What is required: Look through the listing for the word "exercise". Copy each line that has it.

----------

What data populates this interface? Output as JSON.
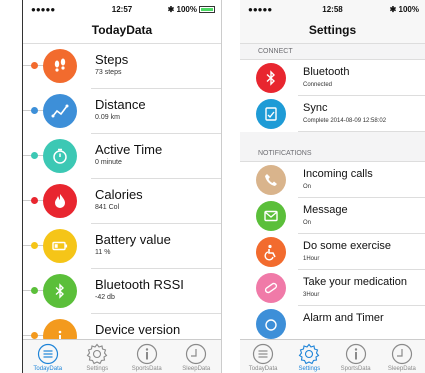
{
  "left": {
    "status": {
      "signal": "●●●●● ",
      "time": "12:57",
      "battery": "✱ 100%"
    },
    "title": "TodayData",
    "items": [
      {
        "title": "Steps",
        "sub": "73 steps",
        "color": "#f26b2e",
        "dot": "#f26b2e",
        "icon": "footprints-icon"
      },
      {
        "title": "Distance",
        "sub": "0.09 km",
        "color": "#3d8fd8",
        "dot": "#3d8fd8",
        "icon": "route-icon"
      },
      {
        "title": "Active Time",
        "sub": "0 minute",
        "color": "#3cc8b4",
        "dot": "#3cc8b4",
        "icon": "stopwatch-icon"
      },
      {
        "title": "Calories",
        "sub": "841 Col",
        "color": "#e8262f",
        "dot": "#e8262f",
        "icon": "flame-icon"
      },
      {
        "title": "Battery value",
        "sub": "11 %",
        "color": "#f5c518",
        "dot": "#f5c518",
        "icon": "battery-icon"
      },
      {
        "title": "Bluetooth RSSI",
        "sub": "-42 db",
        "color": "#5bbf3a",
        "dot": "#5bbf3a",
        "icon": "bluetooth-icon"
      },
      {
        "title": "Device version",
        "sub": "",
        "color": "#f39a1e",
        "dot": "#f39a1e",
        "icon": "info-icon"
      }
    ],
    "tabs": [
      {
        "label": "TodayData",
        "active": true
      },
      {
        "label": "Settings",
        "active": false
      },
      {
        "label": "SportsData",
        "active": false
      },
      {
        "label": "SleepData",
        "active": false
      }
    ]
  },
  "right": {
    "status": {
      "signal": "●●●●● ",
      "time": "12:58",
      "battery": "✱ 100%"
    },
    "title": "Settings",
    "sections": [
      {
        "header": "CONNECT",
        "items": [
          {
            "title": "Bluetooth",
            "sub": "Connected",
            "color": "#e8262f",
            "icon": "bluetooth-icon"
          },
          {
            "title": "Sync",
            "sub": "Complete  2014-08-09 12:58:02",
            "color": "#1e9bd6",
            "icon": "sync-icon"
          }
        ]
      },
      {
        "header": "NOTIFICATIONS",
        "items": [
          {
            "title": "Incoming calls",
            "sub": "On",
            "color": "#d9b48c",
            "icon": "phone-icon"
          },
          {
            "title": "Message",
            "sub": "On",
            "color": "#5bbf3a",
            "icon": "message-icon"
          },
          {
            "title": "Do some exercise",
            "sub": "1Hour",
            "color": "#f26b2e",
            "icon": "exercise-icon"
          },
          {
            "title": "Take your medication",
            "sub": "3Hour",
            "color": "#f07aa8",
            "icon": "pill-icon"
          },
          {
            "title": "Alarm and Timer",
            "sub": "",
            "color": "#3d8fd8",
            "icon": "alarm-icon"
          }
        ]
      }
    ],
    "tabs": [
      {
        "label": "TodayData",
        "active": false
      },
      {
        "label": "Settings",
        "active": true
      },
      {
        "label": "SportsData",
        "active": false
      },
      {
        "label": "SleepData",
        "active": false
      }
    ]
  }
}
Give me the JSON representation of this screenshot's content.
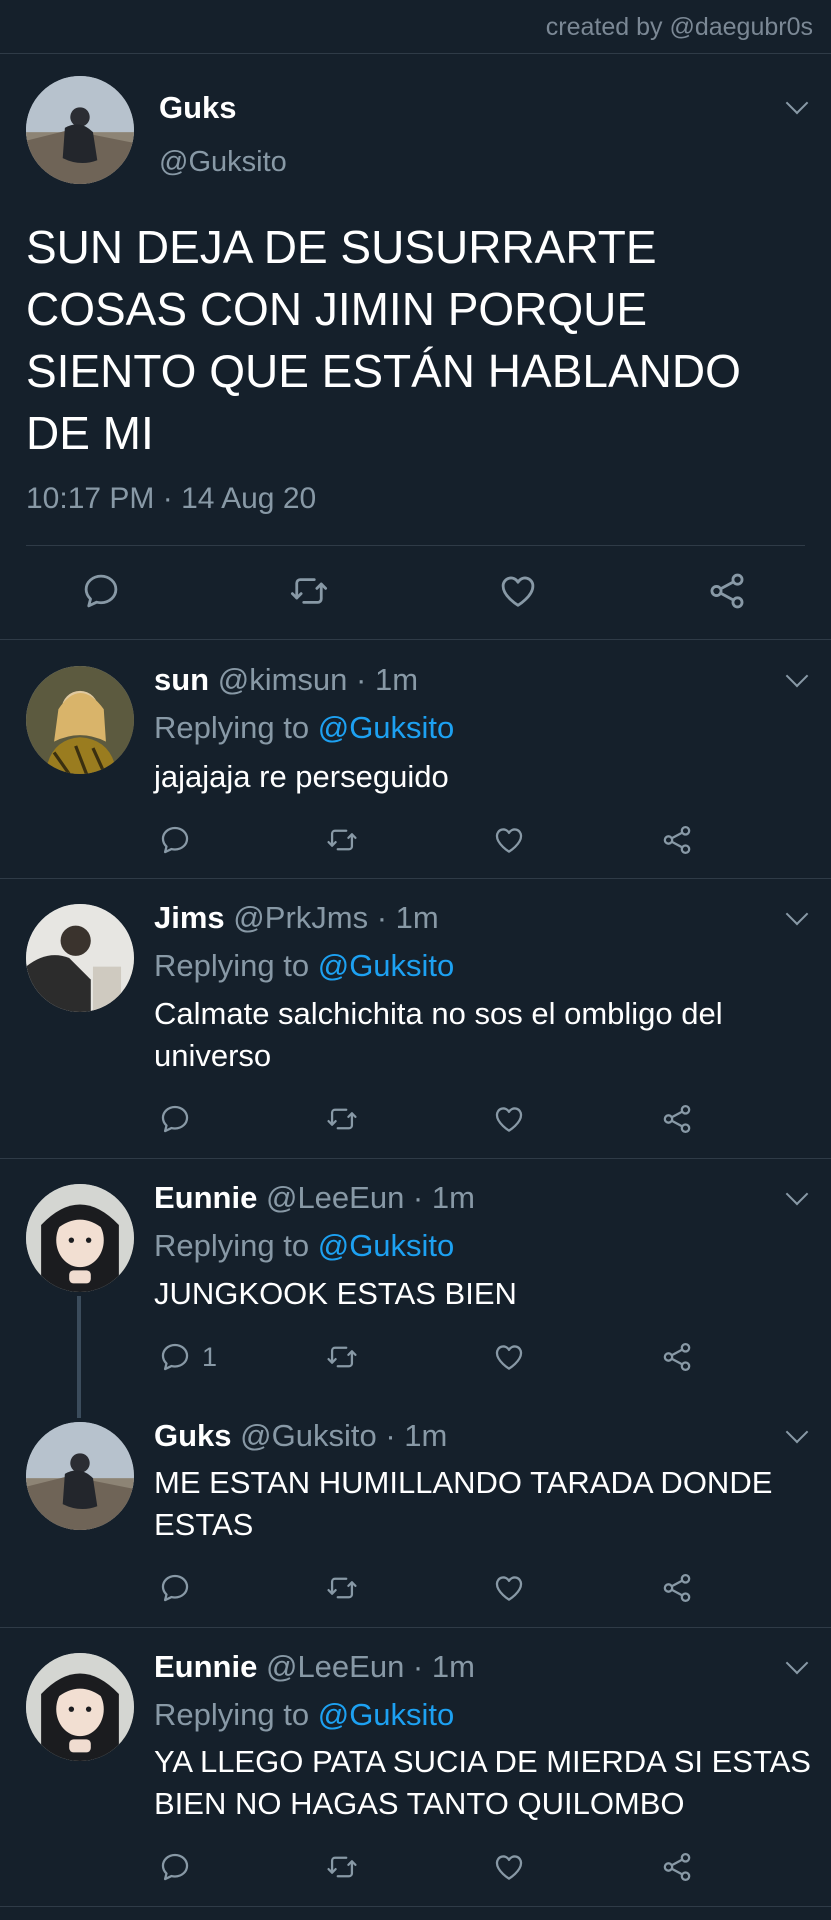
{
  "credit": "created by @daegubr0s",
  "main": {
    "name": "Guks",
    "handle": "@Guksito",
    "text": "SUN DEJA DE SUSURRARTE COSAS CON JIMIN PORQUE SIENTO QUE ESTÁN HABLANDO DE MI",
    "time": "10:17 PM · 14 Aug 20"
  },
  "replies": [
    {
      "name": "sun",
      "handle": "@kimsun · 1m",
      "replying_prefix": "Replying to ",
      "replying_to": "@Guksito",
      "text": "jajajaja re perseguido",
      "reply_count": ""
    },
    {
      "name": "Jims",
      "handle": "@PrkJms · 1m",
      "replying_prefix": "Replying to ",
      "replying_to": "@Guksito",
      "text": "Calmate salchichita no sos el ombligo del universo",
      "reply_count": ""
    },
    {
      "name": "Eunnie",
      "handle": "@LeeEun · 1m",
      "replying_prefix": "Replying to ",
      "replying_to": "@Guksito",
      "text": "JUNGKOOK ESTAS BIEN",
      "reply_count": "1"
    },
    {
      "name": "Guks",
      "handle": "@Guksito · 1m",
      "text": "ME ESTAN HUMILLANDO TARADA DONDE ESTAS",
      "reply_count": ""
    },
    {
      "name": "Eunnie",
      "handle": "@LeeEun · 1m",
      "replying_prefix": "Replying to ",
      "replying_to": "@Guksito",
      "text": "YA LLEGO PATA SUCIA DE MIERDA SI ESTAS BIEN NO HAGAS TANTO QUILOMBO",
      "reply_count": ""
    }
  ],
  "colors": {
    "background": "#15202b",
    "secondary_text": "#8899a6",
    "link": "#1da1f2",
    "divider": "#2f3b47"
  },
  "icons": [
    "reply-icon",
    "retweet-icon",
    "like-icon",
    "share-icon",
    "chevron-down-icon"
  ]
}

----------

Output of the task:
            "title": "Do some exercise",
            "icon": "exercise-icon"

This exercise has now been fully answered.